DOCUMENT EXCERPT:
————

World War II London setting, in the BBC offices. Office life and politics, and resources thinned to exhaustion and distraction. Satirical even as accurate. I've read it twice, the first time in a used large print hardback I bought online not realizing it was large print. Not large enough to read without my glasses, though, so very large print!

"By the end of August the heavy raids had begun. Vi and Annie were both out when the Simmonses' house in Hammersmith was knocked down. Mrs. Simmons and the children were quite all right, having taken shelter under the hall table, a half-size billiard table really, which was of a quality you couldn't get nowadays if you tried" (141). ( )
  joe.linker | Apr 17, 2024 |
My first read by Penelope Fitzgerald. I found her story of wartime BBC behind the scenes surprisingly poignant and very well-written. Annie's character was utterly fascinating in an understated way that intrigued me with every scene she was in. The ending just about broke my heart. I'm looking forward to reading more of Fitzgerald's works now. ( )
  sarahlh | Mar 6, 2021 |
This is on the surface a light-hearted look at life at the BBC during the Blitz. Lots of acronyms, things not going quite to plan, and working around the bombing of London. There are human stories in here and it has sadness as well as comedy. ( )
  AlisonSakai | Jan 31, 2021 |
I don't tend to be drawn to comedic novels, but like Fitzgerald's work, and after Beth's (BLBera) recommendation I took the plunge, and enjoyed this eccentric tale of BBC personnel during WWII. Humorous it was, but underlying that were small domestic details in the lives of those under duress. Fitzgerald communicates what it felt like in homes and on the streets. And the friendships that kept an element of sanity (mostly) alive. ( )

————

ENTRIES:
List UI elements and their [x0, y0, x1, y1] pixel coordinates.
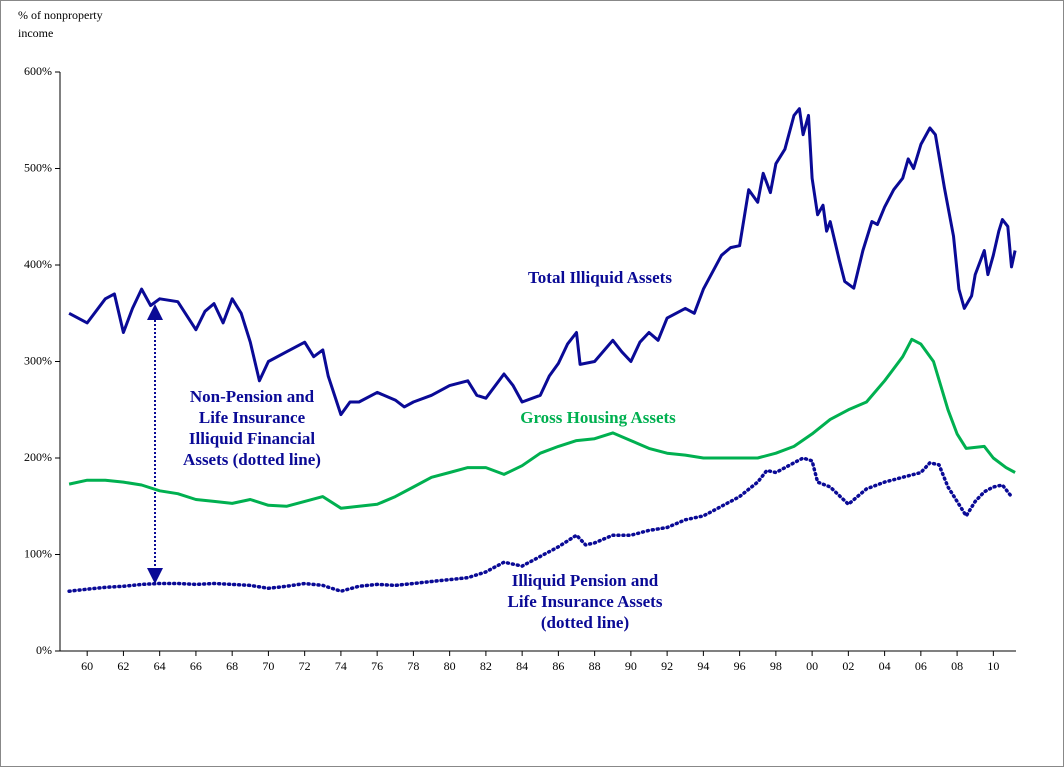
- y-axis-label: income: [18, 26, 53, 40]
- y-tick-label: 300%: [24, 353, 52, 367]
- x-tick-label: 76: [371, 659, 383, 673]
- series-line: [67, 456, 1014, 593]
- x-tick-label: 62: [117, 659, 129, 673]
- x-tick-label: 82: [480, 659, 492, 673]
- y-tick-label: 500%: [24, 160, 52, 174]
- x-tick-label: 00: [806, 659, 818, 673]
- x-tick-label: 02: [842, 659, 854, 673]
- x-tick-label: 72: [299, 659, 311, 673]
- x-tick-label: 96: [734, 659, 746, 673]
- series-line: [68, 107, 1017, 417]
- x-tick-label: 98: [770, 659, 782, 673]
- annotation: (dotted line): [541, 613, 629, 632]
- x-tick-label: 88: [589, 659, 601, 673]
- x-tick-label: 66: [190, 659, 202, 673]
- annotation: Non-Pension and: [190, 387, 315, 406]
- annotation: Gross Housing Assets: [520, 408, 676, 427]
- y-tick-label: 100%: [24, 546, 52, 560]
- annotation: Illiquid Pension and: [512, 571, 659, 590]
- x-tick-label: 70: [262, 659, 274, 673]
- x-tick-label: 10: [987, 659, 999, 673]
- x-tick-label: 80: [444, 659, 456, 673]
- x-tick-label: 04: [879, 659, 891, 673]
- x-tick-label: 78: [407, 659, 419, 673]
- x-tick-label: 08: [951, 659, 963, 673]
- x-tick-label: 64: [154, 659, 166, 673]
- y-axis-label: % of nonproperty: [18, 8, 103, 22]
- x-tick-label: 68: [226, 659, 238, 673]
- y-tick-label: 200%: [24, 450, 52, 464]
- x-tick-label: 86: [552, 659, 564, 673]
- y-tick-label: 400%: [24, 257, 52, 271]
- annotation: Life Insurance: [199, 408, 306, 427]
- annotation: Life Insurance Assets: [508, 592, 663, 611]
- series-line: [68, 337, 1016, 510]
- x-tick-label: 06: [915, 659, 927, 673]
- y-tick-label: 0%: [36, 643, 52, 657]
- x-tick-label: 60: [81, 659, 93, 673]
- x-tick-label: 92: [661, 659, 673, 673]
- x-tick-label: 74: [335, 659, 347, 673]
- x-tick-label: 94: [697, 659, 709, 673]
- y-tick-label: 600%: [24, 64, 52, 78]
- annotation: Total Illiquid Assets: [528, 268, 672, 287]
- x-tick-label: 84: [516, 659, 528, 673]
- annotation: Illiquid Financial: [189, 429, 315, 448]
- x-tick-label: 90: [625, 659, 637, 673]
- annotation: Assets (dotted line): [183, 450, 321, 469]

————

STATED EXERCISE:
Pick up the reader reviews of Penelope Fitzgerald's wartime BBC novel right after the last sentence shown, and keep them going.

WRITTEN ANSWER:
  Caroline_McElwee | Aug 31, 2020 |
"Human Voices" isn't a long book, and it's not a particularly difficult read. Still, I read it twice before writing this review. It is, much like its setting -- the BBC's Broadcast House during the Second World War -- an oddly self-contained and emotionally restrained novel. It's also a good one, and I'm a little surprised that less than five hundred readers have it in their libraries. Its concerns range from the BBC's arcane bureaucratic structure during this period -- which seems to have been dictated as much by tradition as much as by organizational charts -- to the nature of love and friendship. Fitzgerald uses her characters here to ask what it means to love somebody whose particulars you despise. And it's beautifully written. As is startling common in Fitzgerald's novels, there are sections that last just a few pages but describe her characters so perfectly you might as well have read an entire novel about their experiences. Her writing is, as usual, rich, dense, and marvelously accurate. More specifically, her description of how one of her characters, a certain Annie, grew up with her father, a piano tuner, and made her way to the BBC is particularly good, the sort of thing you could use as an example of what really good writing is.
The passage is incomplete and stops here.